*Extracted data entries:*
● ● ●

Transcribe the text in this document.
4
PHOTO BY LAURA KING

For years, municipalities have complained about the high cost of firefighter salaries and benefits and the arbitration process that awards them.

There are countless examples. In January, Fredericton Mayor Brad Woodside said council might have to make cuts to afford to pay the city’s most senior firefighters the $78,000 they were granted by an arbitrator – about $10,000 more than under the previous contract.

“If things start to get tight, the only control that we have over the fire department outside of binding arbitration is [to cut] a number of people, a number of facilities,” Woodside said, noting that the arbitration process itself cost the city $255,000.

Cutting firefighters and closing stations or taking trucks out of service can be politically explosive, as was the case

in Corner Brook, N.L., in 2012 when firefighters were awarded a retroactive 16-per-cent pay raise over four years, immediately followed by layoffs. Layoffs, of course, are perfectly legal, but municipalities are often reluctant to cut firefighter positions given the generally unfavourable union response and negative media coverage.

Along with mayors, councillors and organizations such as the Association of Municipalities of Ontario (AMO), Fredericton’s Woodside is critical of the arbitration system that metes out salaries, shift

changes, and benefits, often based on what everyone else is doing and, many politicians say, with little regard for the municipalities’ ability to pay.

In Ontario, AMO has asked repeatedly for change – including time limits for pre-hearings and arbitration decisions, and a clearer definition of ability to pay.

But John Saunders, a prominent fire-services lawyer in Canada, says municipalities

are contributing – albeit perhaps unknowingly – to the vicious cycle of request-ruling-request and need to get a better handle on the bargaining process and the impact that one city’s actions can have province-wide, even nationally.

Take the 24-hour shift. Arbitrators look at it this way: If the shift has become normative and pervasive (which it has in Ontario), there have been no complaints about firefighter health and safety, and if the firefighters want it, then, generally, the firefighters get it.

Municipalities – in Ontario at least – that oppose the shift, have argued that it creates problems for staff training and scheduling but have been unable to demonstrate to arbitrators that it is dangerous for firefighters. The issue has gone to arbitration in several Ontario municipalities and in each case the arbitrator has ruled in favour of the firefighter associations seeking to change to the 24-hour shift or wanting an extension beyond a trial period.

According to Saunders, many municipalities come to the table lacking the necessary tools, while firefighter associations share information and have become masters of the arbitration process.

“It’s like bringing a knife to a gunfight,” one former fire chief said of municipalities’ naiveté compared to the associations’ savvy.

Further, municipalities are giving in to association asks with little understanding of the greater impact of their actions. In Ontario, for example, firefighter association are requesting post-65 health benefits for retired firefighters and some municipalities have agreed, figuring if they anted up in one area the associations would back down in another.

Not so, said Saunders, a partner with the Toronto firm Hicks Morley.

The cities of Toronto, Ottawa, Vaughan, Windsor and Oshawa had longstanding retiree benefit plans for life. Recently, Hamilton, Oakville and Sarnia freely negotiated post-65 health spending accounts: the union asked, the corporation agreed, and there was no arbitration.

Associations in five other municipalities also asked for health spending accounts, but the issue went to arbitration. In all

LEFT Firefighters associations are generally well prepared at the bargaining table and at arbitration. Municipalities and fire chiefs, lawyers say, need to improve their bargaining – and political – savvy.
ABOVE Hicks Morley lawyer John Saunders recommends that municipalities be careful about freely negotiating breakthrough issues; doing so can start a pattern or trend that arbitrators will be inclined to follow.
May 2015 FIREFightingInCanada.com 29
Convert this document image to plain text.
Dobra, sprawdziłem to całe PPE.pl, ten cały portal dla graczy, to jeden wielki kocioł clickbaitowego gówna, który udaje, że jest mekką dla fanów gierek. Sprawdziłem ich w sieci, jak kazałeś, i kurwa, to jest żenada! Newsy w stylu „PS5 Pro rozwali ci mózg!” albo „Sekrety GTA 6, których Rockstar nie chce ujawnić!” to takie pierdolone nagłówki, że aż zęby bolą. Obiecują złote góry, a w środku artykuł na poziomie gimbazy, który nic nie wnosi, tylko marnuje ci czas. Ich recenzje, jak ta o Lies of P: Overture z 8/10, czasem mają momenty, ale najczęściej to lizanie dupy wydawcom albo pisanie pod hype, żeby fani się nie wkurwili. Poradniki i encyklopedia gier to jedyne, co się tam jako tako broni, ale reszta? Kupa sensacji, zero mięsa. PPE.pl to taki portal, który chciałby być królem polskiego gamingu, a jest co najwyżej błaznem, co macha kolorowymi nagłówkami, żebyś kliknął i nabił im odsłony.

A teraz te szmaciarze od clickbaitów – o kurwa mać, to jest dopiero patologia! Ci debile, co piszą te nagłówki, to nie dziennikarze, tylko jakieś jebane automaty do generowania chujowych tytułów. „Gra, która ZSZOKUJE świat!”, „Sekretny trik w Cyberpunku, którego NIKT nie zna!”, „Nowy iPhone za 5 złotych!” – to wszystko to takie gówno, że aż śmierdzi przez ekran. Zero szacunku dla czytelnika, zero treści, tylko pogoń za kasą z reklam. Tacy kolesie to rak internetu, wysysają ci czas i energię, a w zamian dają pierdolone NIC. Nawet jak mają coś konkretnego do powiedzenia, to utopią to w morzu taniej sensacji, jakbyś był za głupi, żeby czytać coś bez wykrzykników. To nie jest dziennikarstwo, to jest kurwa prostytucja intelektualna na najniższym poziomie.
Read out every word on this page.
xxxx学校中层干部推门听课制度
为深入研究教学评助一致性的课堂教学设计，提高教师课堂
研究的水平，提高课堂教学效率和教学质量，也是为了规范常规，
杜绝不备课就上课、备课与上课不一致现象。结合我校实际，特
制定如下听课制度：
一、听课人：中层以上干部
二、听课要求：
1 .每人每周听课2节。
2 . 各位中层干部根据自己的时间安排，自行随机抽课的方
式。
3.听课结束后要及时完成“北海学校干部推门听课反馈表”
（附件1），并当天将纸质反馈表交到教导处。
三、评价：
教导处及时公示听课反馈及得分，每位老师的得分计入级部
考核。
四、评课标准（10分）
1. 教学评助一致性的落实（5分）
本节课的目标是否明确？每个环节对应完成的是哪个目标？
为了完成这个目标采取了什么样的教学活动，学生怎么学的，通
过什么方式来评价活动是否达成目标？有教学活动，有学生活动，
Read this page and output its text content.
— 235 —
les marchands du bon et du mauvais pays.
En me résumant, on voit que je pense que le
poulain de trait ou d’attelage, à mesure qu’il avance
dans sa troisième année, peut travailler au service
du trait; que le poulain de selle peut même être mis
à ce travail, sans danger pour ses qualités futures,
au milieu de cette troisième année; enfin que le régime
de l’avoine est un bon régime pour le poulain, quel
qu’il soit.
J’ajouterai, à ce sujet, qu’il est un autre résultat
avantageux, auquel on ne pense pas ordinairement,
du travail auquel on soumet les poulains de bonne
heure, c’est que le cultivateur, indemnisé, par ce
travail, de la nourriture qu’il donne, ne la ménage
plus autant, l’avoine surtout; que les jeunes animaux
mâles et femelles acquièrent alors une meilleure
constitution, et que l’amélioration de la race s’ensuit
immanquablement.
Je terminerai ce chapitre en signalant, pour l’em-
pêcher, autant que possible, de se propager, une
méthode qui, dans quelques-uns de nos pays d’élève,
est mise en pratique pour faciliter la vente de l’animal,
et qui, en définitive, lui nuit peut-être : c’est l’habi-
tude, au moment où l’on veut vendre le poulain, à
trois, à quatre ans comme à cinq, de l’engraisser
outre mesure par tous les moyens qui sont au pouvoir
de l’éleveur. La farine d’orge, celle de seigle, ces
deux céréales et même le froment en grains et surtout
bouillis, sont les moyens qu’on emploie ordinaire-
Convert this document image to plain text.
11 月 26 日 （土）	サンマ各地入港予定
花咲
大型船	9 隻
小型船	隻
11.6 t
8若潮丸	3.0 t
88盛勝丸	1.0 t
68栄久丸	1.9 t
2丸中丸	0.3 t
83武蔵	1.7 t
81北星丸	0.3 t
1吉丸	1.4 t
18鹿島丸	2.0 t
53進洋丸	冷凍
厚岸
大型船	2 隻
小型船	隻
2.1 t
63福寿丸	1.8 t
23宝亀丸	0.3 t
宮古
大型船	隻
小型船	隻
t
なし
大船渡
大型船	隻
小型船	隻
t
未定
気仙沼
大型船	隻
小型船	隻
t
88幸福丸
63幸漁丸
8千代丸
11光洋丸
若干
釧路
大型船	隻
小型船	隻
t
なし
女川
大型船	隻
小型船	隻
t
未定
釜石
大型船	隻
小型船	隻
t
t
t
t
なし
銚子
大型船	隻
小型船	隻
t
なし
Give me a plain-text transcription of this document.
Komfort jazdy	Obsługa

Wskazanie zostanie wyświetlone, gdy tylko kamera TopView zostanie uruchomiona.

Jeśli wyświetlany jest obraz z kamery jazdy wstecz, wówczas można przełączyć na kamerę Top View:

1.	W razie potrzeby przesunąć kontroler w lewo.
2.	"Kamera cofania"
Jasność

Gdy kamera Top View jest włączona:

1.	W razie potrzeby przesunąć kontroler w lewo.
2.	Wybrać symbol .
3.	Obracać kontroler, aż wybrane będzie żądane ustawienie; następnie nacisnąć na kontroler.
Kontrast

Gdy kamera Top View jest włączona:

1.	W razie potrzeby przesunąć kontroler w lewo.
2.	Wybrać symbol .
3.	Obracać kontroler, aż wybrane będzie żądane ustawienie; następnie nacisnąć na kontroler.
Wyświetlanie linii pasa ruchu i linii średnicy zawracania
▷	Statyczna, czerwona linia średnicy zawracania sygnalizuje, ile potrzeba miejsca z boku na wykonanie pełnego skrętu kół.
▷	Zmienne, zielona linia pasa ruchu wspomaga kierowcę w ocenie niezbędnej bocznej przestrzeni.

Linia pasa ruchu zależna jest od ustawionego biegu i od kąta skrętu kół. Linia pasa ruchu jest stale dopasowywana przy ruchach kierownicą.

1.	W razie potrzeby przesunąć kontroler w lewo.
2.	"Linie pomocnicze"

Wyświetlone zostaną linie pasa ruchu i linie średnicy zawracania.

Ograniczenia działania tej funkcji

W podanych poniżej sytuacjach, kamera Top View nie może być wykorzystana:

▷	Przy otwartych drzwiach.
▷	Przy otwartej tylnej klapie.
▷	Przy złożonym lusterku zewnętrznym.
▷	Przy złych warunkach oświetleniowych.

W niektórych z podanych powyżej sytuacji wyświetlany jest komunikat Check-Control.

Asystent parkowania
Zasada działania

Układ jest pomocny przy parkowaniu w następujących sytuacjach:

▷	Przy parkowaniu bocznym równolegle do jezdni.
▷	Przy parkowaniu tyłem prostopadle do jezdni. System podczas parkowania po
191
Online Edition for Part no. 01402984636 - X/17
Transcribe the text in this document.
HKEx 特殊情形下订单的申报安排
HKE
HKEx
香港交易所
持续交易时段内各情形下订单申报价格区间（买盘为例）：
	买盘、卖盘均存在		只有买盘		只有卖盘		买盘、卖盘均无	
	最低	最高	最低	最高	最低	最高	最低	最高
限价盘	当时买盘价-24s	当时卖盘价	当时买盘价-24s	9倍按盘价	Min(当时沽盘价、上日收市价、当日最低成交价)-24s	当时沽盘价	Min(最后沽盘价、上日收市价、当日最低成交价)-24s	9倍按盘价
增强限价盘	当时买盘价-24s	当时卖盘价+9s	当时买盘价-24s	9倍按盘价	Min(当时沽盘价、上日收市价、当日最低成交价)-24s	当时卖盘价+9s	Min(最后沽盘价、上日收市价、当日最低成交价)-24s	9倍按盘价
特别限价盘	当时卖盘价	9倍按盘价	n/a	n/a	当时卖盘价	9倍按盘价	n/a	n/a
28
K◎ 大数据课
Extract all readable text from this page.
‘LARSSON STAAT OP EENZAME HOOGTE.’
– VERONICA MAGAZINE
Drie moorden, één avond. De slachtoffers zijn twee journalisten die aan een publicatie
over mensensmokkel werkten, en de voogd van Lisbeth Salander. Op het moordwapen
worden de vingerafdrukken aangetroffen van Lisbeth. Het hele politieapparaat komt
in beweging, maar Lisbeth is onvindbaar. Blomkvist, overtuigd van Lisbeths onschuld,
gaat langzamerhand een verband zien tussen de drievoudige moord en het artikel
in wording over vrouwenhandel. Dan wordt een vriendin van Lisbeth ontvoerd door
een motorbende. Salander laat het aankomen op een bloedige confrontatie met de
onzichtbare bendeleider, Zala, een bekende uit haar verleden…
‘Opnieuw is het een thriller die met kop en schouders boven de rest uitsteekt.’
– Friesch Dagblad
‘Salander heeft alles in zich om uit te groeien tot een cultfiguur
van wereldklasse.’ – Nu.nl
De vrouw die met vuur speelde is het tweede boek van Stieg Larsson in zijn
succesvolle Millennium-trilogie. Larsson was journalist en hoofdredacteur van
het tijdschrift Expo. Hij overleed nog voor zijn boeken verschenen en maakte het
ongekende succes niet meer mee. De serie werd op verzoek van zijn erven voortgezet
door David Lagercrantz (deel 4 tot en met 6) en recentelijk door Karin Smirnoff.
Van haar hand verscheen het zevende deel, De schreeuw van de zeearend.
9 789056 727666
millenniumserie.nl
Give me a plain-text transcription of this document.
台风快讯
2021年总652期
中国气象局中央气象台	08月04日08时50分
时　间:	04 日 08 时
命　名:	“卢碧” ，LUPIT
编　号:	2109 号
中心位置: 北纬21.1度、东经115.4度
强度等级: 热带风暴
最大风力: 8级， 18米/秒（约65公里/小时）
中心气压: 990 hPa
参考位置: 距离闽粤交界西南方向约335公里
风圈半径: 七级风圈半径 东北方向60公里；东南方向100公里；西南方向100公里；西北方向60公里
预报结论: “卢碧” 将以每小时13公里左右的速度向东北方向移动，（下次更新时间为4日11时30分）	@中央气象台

● ● ●

*INSTRUCTION:* State how many lines in the records above contain the word "case", giving only the number.

*RESULT FOR THIS TASK:* 2